___ PROVIDED ENTRIES

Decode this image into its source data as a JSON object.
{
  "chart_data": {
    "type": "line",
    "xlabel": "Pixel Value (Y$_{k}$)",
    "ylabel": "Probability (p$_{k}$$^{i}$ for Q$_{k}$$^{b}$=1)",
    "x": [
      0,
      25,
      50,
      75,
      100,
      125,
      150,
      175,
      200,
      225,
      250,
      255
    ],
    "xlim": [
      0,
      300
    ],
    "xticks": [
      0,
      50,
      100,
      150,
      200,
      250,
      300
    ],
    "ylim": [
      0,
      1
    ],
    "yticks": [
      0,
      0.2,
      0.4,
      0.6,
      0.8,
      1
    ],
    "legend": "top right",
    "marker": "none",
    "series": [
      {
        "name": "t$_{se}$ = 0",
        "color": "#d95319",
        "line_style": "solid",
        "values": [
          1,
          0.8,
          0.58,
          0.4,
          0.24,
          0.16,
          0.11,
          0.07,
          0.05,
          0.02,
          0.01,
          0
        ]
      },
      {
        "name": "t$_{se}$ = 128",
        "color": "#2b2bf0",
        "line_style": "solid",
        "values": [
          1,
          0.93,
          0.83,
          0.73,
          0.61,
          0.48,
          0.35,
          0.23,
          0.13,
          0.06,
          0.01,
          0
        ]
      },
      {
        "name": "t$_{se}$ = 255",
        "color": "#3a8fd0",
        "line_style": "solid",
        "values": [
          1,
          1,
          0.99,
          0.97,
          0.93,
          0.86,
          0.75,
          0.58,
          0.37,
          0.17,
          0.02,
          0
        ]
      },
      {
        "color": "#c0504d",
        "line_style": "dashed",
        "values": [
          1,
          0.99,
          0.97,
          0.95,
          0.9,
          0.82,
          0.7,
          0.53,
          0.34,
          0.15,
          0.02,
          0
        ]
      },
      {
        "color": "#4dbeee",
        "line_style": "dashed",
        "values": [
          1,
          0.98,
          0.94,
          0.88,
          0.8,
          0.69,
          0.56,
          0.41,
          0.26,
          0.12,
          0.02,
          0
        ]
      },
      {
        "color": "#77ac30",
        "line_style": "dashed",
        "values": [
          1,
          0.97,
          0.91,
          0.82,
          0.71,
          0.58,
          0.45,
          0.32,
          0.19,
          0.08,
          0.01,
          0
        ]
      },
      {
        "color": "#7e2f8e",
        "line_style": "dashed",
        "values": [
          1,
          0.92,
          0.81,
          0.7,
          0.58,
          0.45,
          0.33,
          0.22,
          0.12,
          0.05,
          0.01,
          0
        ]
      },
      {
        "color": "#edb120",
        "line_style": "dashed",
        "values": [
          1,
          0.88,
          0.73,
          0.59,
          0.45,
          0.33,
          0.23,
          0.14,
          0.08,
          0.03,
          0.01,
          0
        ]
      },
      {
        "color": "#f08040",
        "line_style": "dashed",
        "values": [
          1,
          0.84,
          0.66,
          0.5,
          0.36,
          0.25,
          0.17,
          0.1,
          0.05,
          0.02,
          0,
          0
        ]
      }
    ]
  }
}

______

» **EXERCISE**:
The records above must be repeated exactly, every one of them.

» **SOLUTION TO THIS TASK**:
Decode this image into its source data as a JSON object.
{
  "chart_data": {
    "type": "line",
    "xlabel": "Pixel Value (Y$_{k}$)",
    "ylabel": "Probability (p$_{k}$$^{i}$ for Q$_{k}$$^{b}$=1)",
    "x": [
      0,
      25,
      50,
      75,
      100,
      125,
      150,
      175,
      200,
      225,
      250,
      255
    ],
    "xlim": [
      0,
      300
    ],
    "xticks": [
      0,
      50,
      100,
      150,
      200,
      250,
      300
    ],
    "ylim": [
      0,
      1
    ],
    "yticks": [
      0,
      0.2,
      0.4,
      0.6,
      0.8,
      1
    ],
    "legend": "top right",
    "marker": "none",
    "series": [
      {
        "name": "t$_{se}$ = 0",
        "color": "#d95319",
        "line_style": "solid",
        "values": [
          1,
          0.8,
          0.58,
          0.4,
          0.24,
          0.16,
          0.11,
          0.07,
          0.05,
          0.02,
          0.01,
          0
        ]
      },
      {
        "name": "t$_{se}$ = 128",
        "color": "#2b2bf0",
        "line_style": "solid",
        "values": [
          1,
          0.93,
          0.83,
          0.73,
          0.61,
          0.48,
          0.35,
          0.23,
          0.13,
          0.06,
          0.01,
          0
        ]
      },
      {
        "name": "t$_{se}$ = 255",
        "color": "#3a8fd0",
        "line_style": "solid",
        "values": [
          1,
          1,
          0.99,
          0.97,
          0.93,
          0.86,
          0.75,
          0.58,
          0.37,
          0.17,
          0.02,
          0
        ]
      },
      {
        "color": "#c0504d",
        "line_style": "dashed",
        "values": [
          1,
          0.99,
          0.97,
          0.95,
          0.9,
          0.82,
          0.7,
          0.53,
          0.34,
          0.15,
          0.02,
          0
        ]
      },
      {
        "color": "#4dbeee",
        "line_style": "dashed",
        "values": [
          1,
          0.98,
          0.94,
          0.88,
          0.8,
          0.69,
          0.56,
          0.41,
          0.26,
          0.12,
          0.02,
          0
        ]
      },
      {
        "color": "#77ac30",
        "line_style": "dashed",
        "values": [
          1,
          0.97,
          0.91,
          0.82,
          0.71,
          0.58,
          0.45,
          0.32,
          0.19,
          0.08,
          0.01,
          0
        ]
      },
      {
        "color": "#7e2f8e",
        "line_style": "dashed",
        "values": [
          1,
          0.92,
          0.81,
          0.7,
          0.58,
          0.45,
          0.33,
          0.22,
          0.12,
          0.05,
          0.01,
          0
        ]
      },
      {
        "color": "#edb120",
        "line_style": "dashed",
        "values": [
          1,
          0.88,
          0.73,
          0.59,
          0.45,
          0.33,
          0.23,
          0.14,
          0.08,
          0.03,
          0.01,
          0
        ]
      },
      {
        "color": "#f08040",
        "line_style": "dashed",
        "values": [
          1,
          0.84,
          0.66,
          0.5,
          0.36,
          0.25,
          0.17,
          0.1,
          0.05,
          0.02,
          0,
          0
        ]
      }
    ]
  }
}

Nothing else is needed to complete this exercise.